→ **PROBLEM TO SOLVE**:
Report only how many lines hold the word "document".

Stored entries
>> Start
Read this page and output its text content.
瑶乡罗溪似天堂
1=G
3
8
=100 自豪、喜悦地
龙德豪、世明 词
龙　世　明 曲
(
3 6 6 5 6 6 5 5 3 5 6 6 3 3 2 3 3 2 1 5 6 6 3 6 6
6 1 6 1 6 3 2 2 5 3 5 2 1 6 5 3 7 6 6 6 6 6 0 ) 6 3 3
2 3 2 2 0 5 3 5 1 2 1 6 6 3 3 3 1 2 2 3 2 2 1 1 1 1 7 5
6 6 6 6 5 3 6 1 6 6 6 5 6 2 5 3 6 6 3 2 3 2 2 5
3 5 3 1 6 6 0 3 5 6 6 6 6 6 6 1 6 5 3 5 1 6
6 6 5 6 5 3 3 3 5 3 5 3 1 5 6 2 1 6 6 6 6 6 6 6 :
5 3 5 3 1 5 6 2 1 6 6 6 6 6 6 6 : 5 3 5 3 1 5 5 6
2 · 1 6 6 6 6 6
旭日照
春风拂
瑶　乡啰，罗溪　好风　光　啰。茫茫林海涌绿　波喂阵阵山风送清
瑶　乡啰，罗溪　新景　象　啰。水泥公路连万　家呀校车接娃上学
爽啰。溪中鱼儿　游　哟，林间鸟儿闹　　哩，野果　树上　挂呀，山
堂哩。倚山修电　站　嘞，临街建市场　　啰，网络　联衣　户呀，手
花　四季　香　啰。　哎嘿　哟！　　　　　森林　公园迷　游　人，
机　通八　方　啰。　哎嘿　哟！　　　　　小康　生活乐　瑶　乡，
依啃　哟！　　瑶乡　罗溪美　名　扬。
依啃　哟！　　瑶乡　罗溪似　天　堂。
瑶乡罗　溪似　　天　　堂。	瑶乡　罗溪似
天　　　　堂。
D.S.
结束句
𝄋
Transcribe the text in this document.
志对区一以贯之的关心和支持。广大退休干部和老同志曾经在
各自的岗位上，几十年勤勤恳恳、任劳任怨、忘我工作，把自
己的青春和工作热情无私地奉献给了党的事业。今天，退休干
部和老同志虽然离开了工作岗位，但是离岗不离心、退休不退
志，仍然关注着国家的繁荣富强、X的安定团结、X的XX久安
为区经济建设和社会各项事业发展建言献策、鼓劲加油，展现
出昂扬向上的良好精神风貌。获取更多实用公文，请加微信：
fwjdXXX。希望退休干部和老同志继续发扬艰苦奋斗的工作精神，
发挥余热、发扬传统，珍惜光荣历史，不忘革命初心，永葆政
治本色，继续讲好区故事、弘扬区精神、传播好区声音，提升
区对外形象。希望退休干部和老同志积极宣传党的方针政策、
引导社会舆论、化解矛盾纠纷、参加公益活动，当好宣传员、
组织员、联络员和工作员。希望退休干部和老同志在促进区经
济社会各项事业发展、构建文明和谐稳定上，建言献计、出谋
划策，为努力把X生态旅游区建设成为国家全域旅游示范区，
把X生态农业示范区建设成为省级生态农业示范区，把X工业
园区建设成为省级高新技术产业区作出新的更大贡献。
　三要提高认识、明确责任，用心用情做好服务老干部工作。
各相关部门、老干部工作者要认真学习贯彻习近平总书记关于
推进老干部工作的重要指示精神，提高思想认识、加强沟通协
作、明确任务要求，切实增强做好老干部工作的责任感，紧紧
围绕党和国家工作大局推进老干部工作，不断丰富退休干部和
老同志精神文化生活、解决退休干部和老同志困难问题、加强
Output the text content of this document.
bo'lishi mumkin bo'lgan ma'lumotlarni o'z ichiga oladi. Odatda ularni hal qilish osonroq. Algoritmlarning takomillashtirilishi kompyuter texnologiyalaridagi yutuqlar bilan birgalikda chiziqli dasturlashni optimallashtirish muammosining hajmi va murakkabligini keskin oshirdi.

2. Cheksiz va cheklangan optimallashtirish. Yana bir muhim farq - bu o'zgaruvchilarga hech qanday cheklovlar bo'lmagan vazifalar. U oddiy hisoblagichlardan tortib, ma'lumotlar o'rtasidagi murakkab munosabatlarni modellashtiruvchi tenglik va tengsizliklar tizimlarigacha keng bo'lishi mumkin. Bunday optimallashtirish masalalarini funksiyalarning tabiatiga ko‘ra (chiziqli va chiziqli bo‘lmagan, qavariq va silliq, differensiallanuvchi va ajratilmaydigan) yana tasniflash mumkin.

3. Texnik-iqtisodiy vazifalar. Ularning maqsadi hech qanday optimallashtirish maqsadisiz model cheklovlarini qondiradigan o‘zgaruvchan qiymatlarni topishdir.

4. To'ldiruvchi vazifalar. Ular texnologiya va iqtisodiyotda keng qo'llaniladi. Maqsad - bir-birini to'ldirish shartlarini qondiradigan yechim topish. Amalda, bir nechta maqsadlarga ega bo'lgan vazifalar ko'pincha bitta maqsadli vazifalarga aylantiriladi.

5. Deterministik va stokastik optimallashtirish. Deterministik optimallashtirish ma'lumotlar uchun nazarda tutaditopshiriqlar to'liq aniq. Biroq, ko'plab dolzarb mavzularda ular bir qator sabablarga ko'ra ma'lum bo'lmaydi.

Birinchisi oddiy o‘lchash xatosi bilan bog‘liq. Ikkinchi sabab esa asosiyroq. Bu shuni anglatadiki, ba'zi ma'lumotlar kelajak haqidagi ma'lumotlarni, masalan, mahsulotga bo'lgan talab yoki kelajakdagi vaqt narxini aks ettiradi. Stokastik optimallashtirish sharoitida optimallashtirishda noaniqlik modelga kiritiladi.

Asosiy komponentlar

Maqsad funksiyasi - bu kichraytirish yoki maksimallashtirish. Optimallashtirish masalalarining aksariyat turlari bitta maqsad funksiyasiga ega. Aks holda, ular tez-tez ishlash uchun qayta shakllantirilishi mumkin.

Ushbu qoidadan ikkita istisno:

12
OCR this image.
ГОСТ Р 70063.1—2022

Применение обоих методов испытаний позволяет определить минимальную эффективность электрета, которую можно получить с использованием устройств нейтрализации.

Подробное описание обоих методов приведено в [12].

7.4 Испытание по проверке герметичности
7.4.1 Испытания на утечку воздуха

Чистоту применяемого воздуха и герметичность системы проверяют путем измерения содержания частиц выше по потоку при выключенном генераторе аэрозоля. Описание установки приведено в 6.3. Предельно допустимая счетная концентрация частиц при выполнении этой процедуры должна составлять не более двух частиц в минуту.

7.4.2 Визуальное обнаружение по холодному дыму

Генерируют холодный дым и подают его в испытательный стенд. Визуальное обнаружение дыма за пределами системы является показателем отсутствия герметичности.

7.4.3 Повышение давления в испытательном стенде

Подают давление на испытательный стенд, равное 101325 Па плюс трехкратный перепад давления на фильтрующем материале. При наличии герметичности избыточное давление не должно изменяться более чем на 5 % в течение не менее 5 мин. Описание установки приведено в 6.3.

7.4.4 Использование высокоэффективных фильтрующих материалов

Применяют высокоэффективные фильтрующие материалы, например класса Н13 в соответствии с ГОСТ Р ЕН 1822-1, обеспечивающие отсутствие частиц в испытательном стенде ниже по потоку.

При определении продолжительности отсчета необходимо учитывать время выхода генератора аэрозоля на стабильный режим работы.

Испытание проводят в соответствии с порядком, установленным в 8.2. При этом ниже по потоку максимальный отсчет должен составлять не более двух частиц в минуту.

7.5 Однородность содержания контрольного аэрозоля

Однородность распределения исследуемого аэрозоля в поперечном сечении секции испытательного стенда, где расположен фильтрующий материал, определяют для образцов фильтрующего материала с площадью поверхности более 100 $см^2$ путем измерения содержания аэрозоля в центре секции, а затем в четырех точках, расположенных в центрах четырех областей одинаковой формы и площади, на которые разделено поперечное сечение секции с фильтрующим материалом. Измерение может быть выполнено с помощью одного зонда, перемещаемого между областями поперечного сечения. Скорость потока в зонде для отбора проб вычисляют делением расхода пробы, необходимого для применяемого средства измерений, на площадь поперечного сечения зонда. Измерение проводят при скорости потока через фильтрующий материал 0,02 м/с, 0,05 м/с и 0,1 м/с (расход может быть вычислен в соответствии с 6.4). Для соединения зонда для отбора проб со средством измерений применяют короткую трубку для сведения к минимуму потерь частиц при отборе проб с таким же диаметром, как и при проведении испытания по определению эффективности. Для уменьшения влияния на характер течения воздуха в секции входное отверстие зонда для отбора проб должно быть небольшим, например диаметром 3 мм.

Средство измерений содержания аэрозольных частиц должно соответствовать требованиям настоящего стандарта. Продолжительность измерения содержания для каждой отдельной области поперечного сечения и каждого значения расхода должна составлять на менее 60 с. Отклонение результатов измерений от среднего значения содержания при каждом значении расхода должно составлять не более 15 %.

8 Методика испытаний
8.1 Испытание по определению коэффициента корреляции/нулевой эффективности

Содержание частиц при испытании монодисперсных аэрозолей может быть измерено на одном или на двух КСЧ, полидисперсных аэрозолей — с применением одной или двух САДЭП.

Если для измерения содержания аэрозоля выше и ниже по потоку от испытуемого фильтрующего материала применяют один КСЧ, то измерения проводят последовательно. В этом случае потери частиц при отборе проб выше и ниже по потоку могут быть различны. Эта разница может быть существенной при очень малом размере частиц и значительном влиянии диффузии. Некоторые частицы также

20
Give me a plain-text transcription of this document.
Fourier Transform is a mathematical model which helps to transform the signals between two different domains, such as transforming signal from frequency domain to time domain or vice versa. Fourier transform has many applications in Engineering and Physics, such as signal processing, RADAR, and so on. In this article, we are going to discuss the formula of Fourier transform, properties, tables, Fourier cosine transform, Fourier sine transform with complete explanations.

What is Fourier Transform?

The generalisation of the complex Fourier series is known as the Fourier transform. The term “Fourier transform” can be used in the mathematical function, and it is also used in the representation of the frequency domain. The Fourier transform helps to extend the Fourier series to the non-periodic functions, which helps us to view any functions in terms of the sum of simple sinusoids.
>> End
→ **ANSWER TO THIS PROBLEM**:
3